▼

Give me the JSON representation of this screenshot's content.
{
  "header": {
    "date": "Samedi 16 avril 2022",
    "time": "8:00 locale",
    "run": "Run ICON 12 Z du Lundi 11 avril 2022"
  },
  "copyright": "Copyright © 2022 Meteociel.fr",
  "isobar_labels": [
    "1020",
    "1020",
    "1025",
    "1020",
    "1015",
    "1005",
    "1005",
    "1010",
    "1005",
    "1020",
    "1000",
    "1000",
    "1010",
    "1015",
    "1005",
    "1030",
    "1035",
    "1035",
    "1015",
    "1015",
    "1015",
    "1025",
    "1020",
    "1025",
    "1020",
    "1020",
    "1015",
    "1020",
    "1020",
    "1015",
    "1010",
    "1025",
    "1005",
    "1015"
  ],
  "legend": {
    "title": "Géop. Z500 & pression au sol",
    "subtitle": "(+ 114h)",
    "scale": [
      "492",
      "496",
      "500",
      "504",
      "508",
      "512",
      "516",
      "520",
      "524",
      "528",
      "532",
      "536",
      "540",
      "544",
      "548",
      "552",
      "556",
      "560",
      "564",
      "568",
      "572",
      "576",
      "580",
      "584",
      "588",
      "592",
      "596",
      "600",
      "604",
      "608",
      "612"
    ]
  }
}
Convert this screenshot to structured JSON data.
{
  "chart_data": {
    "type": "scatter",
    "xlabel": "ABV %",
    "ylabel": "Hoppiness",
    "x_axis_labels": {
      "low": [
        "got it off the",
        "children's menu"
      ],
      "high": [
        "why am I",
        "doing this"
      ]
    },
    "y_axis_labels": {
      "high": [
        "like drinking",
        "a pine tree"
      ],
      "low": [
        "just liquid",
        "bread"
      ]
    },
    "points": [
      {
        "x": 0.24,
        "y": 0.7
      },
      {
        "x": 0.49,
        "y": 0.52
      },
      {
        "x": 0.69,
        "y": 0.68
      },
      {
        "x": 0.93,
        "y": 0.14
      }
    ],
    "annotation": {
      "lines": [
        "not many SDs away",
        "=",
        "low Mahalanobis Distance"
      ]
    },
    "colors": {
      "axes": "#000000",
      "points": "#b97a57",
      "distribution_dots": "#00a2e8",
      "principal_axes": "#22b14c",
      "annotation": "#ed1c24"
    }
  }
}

▲

### Exercise aim:
Determine how many lines of the data contain the word "avril", and reply with that number only.

### Exercise solution:
2